* _Pasaje seleccionado_:
------------------------------------------------------------------------

26 de mayo de 2005

Hugo

A mediados de 1983 comencé a trabajar con don Hugo Martínez Moctezuma, uno de los hombres más complejos y brillantes que he conocido. A los 23 (casi 24) años, me acababan de nombrar jefe de la sección internacional del periódico mexicano El Día (ya era subjeje desde casi cuatro años atrás, a quién se le ocurre poner a un bebé en esos menesteres); él era un hombre de casi setenta años. Compartíamos el placer por el lenguaje y el fanatismo por las enciclopedias y diccionarios. Por las tardes yo debía estar en la redacción; por las mañanas compartíamos oficina, y nos la pasábamos muy bien hablando de todo.
Dice Cortázar que los mexicanos serán cualquier cosa, pero ante todo son mexicanos, y es cierto. Con Don Hugo, como con un montón de amigos, llevábamos una amistad bien profunda, pero no hablábamos de cuestiones personales. Hasta el día en que me dijo: "Don Rafael --así de formal era también el asunto--, tengo un hijo que me preocupa, un muchacho muy joven, y me gustaría que usted hablara con él y lo orientara." Le dije, claro, que yo era también un muchacho, y que eso de orientar gente no era la parte más fuerte de mi currículum, que apenas me las arreglaba con Eduardo, mi hijo de cinco años (ahora tiene 27), que el hecho de que a los 23 tuviera un hijo de 5 no era la mejor garantía de sensatez. Insistió y le dije que, bueno, platicaría con el muchacho en cuestión.

------------------------------------------------------------------------

* _Material proporcionado_:
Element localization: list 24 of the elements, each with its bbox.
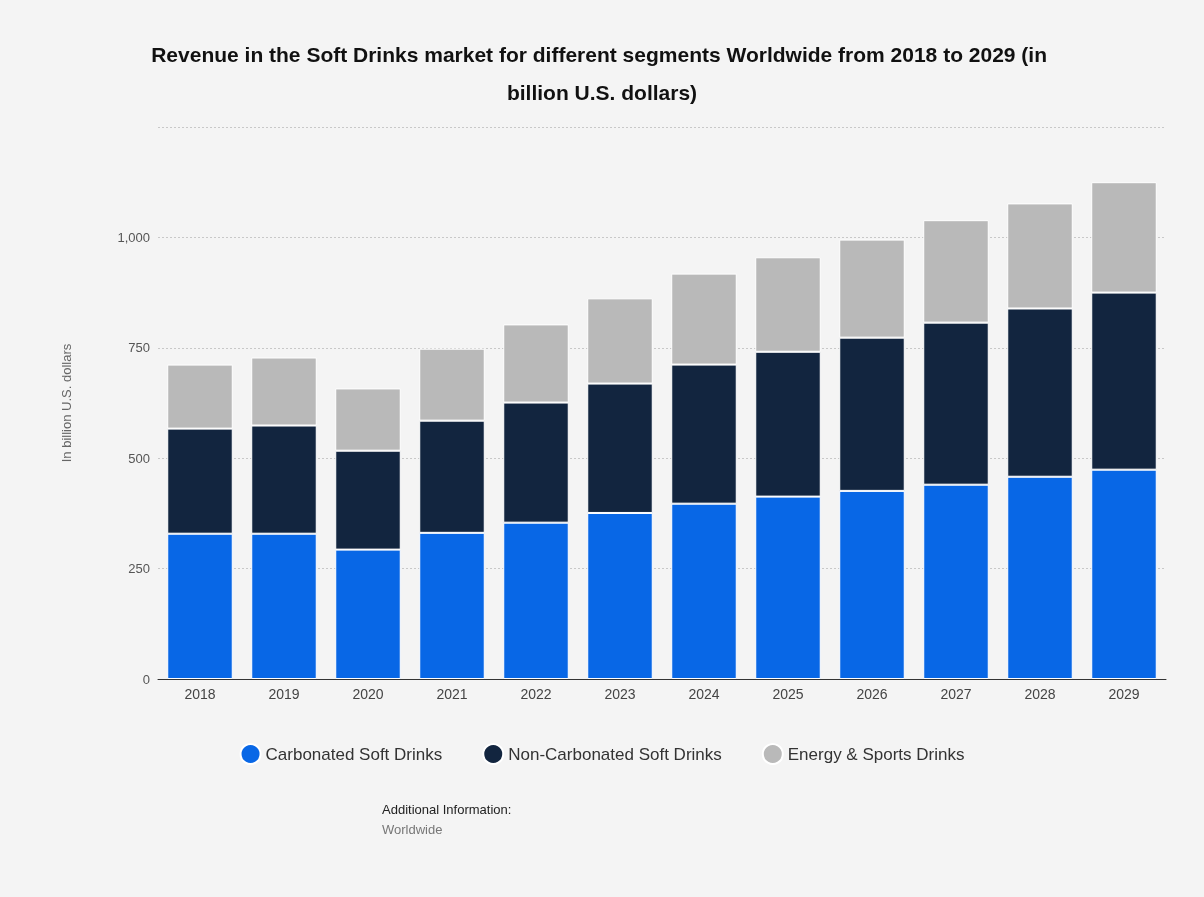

------------------------------------------------------------------------

* _Instrucciones de la tarea_: En el pasaje seleccionado, ¿qué edad tenía don Hugo Martínez Moctezuma cuando el narrador comenzó a trabajar con él? Los datos no hacen falta para resolver esto.

* _Resultado correcto_: Tenía casi setenta años.